## Problem details
Pull every line of the entries that has the word "全国疫情新增趋势图".

======

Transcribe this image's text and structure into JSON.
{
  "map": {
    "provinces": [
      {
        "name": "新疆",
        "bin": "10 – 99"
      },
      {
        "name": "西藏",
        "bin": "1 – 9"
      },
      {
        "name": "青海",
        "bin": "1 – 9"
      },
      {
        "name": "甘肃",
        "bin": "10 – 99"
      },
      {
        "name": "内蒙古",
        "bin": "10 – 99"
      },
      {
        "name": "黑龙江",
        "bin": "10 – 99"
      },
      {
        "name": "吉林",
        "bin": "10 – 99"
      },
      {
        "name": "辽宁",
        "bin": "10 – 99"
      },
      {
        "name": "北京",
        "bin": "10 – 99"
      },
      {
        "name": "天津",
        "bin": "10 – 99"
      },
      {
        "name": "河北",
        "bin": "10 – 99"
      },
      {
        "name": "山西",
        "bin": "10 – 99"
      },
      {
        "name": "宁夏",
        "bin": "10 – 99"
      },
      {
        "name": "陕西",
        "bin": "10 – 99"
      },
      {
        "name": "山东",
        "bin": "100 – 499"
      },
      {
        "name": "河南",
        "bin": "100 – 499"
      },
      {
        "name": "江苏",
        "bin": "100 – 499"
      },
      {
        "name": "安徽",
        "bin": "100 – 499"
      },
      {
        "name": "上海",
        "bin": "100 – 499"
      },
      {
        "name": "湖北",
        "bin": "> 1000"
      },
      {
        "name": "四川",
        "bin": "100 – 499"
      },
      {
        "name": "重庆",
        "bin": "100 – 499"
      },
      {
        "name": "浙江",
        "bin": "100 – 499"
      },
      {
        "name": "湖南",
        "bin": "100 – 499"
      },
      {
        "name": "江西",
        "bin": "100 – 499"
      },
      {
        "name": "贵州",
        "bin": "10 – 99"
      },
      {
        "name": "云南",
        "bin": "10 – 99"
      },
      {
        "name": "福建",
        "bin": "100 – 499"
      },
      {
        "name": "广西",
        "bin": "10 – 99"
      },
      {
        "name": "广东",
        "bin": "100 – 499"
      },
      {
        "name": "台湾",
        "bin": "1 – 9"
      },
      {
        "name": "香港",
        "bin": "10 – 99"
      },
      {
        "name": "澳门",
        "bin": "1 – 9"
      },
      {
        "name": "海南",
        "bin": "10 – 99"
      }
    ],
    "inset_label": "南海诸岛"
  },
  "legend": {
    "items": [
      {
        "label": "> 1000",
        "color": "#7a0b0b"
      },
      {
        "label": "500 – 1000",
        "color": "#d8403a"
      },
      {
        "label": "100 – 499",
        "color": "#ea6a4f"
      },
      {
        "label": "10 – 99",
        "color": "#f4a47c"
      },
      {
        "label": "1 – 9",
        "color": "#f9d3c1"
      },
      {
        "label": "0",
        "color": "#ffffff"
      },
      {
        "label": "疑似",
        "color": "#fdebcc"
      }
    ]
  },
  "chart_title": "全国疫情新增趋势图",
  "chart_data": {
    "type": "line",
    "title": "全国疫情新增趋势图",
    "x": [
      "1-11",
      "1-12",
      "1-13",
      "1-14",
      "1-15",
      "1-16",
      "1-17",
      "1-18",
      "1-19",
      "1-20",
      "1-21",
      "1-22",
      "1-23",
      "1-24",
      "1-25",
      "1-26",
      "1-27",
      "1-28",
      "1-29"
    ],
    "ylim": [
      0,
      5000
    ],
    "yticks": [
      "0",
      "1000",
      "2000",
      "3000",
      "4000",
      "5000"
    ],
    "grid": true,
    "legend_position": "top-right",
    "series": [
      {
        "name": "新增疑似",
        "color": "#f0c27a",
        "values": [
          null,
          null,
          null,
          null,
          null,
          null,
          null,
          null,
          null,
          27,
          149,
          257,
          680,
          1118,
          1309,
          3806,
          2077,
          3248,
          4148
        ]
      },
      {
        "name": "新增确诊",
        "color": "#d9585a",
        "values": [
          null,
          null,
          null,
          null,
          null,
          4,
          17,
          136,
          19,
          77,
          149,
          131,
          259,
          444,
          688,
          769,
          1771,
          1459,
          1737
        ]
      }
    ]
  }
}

======

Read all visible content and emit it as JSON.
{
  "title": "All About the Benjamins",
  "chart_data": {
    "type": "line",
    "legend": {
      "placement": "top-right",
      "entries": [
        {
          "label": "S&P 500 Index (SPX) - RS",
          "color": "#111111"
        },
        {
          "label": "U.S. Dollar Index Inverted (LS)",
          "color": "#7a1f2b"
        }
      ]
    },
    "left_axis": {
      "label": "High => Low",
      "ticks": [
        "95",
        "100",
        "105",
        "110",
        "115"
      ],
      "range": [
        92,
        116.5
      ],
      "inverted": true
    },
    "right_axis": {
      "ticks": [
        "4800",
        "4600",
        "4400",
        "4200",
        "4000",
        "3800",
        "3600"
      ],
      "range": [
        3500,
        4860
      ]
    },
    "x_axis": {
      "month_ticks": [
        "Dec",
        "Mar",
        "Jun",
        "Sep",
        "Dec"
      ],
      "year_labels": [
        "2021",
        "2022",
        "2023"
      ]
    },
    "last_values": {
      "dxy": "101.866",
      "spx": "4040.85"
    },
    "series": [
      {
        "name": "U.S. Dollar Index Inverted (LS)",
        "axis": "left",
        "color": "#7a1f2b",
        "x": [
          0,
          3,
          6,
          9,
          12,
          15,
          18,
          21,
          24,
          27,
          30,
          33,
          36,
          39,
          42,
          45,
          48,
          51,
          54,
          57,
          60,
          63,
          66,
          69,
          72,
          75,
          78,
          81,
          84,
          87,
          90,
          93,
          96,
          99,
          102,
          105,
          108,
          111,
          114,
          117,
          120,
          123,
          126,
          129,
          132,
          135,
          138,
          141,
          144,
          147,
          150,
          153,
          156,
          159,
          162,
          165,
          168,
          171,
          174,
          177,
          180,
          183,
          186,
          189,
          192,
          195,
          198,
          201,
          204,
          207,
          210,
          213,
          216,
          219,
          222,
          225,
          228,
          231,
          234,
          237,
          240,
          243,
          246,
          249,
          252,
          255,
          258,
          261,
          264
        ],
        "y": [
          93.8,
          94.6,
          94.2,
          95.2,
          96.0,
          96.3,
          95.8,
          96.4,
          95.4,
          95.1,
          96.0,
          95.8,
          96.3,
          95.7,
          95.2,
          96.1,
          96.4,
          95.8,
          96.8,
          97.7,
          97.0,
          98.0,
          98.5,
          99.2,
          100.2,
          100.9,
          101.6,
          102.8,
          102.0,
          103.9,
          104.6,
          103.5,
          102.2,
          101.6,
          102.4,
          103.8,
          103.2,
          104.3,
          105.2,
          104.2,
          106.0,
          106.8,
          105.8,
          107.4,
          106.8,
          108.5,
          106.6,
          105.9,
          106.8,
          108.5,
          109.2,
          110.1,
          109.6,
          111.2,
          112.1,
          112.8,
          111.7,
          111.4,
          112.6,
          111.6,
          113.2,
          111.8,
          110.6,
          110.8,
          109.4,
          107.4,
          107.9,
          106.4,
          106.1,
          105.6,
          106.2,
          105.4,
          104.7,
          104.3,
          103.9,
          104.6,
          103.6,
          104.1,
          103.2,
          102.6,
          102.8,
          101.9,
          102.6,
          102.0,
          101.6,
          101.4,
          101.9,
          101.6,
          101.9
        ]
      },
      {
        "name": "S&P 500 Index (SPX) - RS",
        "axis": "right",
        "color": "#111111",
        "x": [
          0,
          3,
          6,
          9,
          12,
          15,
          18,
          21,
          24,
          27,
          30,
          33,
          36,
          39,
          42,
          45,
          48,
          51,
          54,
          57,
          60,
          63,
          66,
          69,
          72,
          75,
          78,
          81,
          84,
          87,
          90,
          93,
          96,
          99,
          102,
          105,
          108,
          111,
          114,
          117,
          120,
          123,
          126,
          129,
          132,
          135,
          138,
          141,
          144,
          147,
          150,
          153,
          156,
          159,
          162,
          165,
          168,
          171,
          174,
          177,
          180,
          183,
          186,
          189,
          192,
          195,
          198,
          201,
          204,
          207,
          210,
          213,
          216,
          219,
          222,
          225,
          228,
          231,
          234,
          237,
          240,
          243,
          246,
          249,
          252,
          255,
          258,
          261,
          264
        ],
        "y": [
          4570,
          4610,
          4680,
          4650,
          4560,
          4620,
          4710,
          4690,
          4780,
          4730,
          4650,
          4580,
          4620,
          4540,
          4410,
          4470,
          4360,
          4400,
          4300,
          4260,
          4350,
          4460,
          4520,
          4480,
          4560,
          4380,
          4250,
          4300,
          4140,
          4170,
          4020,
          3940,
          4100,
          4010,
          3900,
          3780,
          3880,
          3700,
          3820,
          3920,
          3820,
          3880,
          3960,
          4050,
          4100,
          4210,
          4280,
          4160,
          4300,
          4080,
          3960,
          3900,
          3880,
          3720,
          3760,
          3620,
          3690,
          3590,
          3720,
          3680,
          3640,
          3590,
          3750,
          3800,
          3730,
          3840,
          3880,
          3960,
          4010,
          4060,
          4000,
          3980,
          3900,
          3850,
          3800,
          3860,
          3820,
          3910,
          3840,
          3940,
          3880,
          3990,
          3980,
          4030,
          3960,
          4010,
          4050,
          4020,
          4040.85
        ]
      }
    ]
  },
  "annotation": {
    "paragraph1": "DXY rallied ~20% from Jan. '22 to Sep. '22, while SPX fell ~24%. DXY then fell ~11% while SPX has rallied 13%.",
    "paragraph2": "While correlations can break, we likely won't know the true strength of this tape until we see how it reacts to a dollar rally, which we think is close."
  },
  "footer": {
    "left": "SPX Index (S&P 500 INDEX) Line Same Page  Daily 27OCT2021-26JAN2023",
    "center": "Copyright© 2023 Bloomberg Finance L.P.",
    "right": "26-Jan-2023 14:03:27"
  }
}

======

## Response to the task
  "chart_title": "全国疫情新增趋势图",
    "title": "全国疫情新增趋势图",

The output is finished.